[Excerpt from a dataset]
— BEGIN —

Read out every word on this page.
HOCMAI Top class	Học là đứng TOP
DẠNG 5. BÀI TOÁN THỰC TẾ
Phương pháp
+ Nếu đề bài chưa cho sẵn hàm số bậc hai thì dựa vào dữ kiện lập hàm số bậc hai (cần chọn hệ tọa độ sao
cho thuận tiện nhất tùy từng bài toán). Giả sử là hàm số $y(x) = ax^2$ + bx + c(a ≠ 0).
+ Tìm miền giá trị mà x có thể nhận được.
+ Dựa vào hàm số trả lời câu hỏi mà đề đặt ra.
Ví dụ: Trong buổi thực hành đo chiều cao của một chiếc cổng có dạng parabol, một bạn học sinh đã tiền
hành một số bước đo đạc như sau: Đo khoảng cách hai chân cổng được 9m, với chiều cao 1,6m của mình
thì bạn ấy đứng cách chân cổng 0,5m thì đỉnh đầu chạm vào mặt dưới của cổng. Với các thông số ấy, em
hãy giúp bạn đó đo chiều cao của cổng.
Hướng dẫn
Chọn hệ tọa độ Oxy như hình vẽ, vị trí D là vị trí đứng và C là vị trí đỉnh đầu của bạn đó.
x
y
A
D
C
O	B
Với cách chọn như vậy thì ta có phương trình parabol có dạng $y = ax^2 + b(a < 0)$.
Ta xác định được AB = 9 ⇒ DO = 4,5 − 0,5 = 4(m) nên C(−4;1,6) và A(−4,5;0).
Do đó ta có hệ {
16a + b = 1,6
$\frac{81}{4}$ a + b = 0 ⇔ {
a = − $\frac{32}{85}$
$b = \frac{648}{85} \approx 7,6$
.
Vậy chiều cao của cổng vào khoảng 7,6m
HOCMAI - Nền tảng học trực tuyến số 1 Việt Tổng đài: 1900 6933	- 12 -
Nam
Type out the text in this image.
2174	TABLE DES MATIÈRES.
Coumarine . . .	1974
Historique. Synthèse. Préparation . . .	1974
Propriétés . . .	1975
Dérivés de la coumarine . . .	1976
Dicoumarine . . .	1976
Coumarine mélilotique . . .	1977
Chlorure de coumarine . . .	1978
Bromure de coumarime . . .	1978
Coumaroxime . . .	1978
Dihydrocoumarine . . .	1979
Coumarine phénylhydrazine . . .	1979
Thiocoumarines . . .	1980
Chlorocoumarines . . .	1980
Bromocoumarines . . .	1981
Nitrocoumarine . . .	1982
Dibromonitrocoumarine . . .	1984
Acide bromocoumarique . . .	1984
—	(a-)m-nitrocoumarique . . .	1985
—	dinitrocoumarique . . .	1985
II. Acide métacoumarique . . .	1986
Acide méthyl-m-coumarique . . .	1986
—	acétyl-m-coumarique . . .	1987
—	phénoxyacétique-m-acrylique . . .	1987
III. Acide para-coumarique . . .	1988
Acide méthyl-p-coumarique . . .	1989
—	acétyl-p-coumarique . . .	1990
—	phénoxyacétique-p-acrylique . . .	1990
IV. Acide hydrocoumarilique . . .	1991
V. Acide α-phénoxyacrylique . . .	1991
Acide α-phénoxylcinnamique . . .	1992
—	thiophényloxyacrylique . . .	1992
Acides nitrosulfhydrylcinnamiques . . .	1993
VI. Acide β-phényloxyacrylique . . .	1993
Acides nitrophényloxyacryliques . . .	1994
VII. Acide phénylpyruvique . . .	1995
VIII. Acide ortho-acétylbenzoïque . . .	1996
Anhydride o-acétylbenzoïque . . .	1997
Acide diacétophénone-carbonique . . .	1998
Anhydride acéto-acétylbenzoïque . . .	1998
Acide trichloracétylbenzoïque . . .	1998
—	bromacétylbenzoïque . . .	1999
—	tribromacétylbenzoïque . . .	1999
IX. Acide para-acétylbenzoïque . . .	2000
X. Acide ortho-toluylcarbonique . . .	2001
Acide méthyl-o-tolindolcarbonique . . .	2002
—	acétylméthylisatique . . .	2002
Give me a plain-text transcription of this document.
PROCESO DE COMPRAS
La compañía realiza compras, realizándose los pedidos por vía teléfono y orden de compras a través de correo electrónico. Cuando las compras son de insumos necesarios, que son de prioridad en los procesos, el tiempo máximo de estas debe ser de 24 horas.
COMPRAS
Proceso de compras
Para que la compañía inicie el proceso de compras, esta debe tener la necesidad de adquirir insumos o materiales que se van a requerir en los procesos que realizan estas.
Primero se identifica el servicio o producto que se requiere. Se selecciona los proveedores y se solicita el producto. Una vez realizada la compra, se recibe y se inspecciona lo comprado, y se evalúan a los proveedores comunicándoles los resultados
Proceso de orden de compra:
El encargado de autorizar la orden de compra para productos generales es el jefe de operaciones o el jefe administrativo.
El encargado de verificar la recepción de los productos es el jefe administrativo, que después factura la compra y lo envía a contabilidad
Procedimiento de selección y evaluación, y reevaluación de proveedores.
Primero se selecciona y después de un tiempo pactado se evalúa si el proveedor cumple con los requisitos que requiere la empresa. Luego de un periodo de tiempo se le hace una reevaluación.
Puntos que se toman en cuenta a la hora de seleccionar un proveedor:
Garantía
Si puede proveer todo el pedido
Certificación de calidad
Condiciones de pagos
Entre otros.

— END —

◆ The task: Every line of the material must be returned exactly as it appears.

◆ Exercise output:
Read out every word on this page.
HOCMAI Top class	Học là đứng TOP
DẠNG 5. BÀI TOÁN THỰC TẾ
Phương pháp
+ Nếu đề bài chưa cho sẵn hàm số bậc hai thì dựa vào dữ kiện lập hàm số bậc hai (cần chọn hệ tọa độ sao
cho thuận tiện nhất tùy từng bài toán). Giả sử là hàm số $y(x) = ax^2$ + bx + c(a ≠ 0).
+ Tìm miền giá trị mà x có thể nhận được.
+ Dựa vào hàm số trả lời câu hỏi mà đề đặt ra.
Ví dụ: Trong buổi thực hành đo chiều cao của một chiếc cổng có dạng parabol, một bạn học sinh đã tiền
hành một số bước đo đạc như sau: Đo khoảng cách hai chân cổng được 9m, với chiều cao 1,6m của mình
thì bạn ấy đứng cách chân cổng 0,5m thì đỉnh đầu chạm vào mặt dưới của cổng. Với các thông số ấy, em
hãy giúp bạn đó đo chiều cao của cổng.
Hướng dẫn
Chọn hệ tọa độ Oxy như hình vẽ, vị trí D là vị trí đứng và C là vị trí đỉnh đầu của bạn đó.
x
y
A
D
C
O	B
Với cách chọn như vậy thì ta có phương trình parabol có dạng $y = ax^2 + b(a < 0)$.
Ta xác định được AB = 9 ⇒ DO = 4,5 − 0,5 = 4(m) nên C(−4;1,6) và A(−4,5;0).
Do đó ta có hệ {
16a + b = 1,6
$\frac{81}{4}$ a + b = 0 ⇔ {
a = − $\frac{32}{85}$
$b = \frac{648}{85} \approx 7,6$
.
Vậy chiều cao của cổng vào khoảng 7,6m
HOCMAI - Nền tảng học trực tuyến số 1 Việt Tổng đài: 1900 6933	- 12 -
Nam
Type out the text in this image.
2174	TABLE DES MATIÈRES.
Coumarine . . .	1974
Historique. Synthèse. Préparation . . .	1974
Propriétés . . .	1975
Dérivés de la coumarine . . .	1976
Dicoumarine . . .	1976
Coumarine mélilotique . . .	1977
Chlorure de coumarine . . .	1978
Bromure de coumarime . . .	1978
Coumaroxime . . .	1978
Dihydrocoumarine . . .	1979
Coumarine phénylhydrazine . . .	1979
Thiocoumarines . . .	1980
Chlorocoumarines . . .	1980
Bromocoumarines . . .	1981
Nitrocoumarine . . .	1982
Dibromonitrocoumarine . . .	1984
Acide bromocoumarique . . .	1984
—	(a-)m-nitrocoumarique . . .	1985
—	dinitrocoumarique . . .	1985
II. Acide métacoumarique . . .	1986
Acide méthyl-m-coumarique . . .	1986
—	acétyl-m-coumarique . . .	1987
—	phénoxyacétique-m-acrylique . . .	1987
III. Acide para-coumarique . . .	1988
Acide méthyl-p-coumarique . . .	1989
—	acétyl-p-coumarique . . .	1990
—	phénoxyacétique-p-acrylique . . .	1990
IV. Acide hydrocoumarilique . . .	1991
V. Acide α-phénoxyacrylique . . .	1991
Acide α-phénoxylcinnamique . . .	1992
—	thiophényloxyacrylique . . .	1992
Acides nitrosulfhydrylcinnamiques . . .	1993
VI. Acide β-phényloxyacrylique . . .	1993
Acides nitrophényloxyacryliques . . .	1994
VII. Acide phénylpyruvique . . .	1995
VIII. Acide ortho-acétylbenzoïque . . .	1996
Anhydride o-acétylbenzoïque . . .	1997
Acide diacétophénone-carbonique . . .	1998
Anhydride acéto-acétylbenzoïque . . .	1998
Acide trichloracétylbenzoïque . . .	1998
—	bromacétylbenzoïque . . .	1999
—	tribromacétylbenzoïque . . .	1999
IX. Acide para-acétylbenzoïque . . .	2000
X. Acide ortho-toluylcarbonique . . .	2001
Acide méthyl-o-tolindolcarbonique . . .	2002
—	acétylméthylisatique . . .	2002
Give me a plain-text transcription of this document.
PROCESO DE COMPRAS
La compañía realiza compras, realizándose los pedidos por vía teléfono y orden de compras a través de correo electrónico. Cuando las compras son de insumos necesarios, que son de prioridad en los procesos, el tiempo máximo de estas debe ser de 24 horas.
COMPRAS
Proceso de compras
Para que la compañía inicie el proceso de compras, esta debe tener la necesidad de adquirir insumos o materiales que se van a requerir en los procesos que realizan estas.
Primero se identifica el servicio o producto que se requiere. Se selecciona los proveedores y se solicita el producto. Una vez realizada la compra, se recibe y se inspecciona lo comprado, y se evalúan a los proveedores comunicándoles los resultados
Proceso de orden de compra:
El encargado de autorizar la orden de compra para productos generales es el jefe de operaciones o el jefe administrativo.
El encargado de verificar la recepción de los productos es el jefe administrativo, que después factura la compra y lo envía a contabilidad
Procedimiento de selección y evaluación, y reevaluación de proveedores.
Primero se selecciona y después de un tiempo pactado se evalúa si el proveedor cumple con los requisitos que requiere la empresa. Luego de un periodo de tiempo se le hace una reevaluación.
Puntos que se toman en cuenta a la hora de seleccionar un proveedor:
Garantía
Si puede proveer todo el pedido
Certificación de calidad
Condiciones de pagos
Entre otros.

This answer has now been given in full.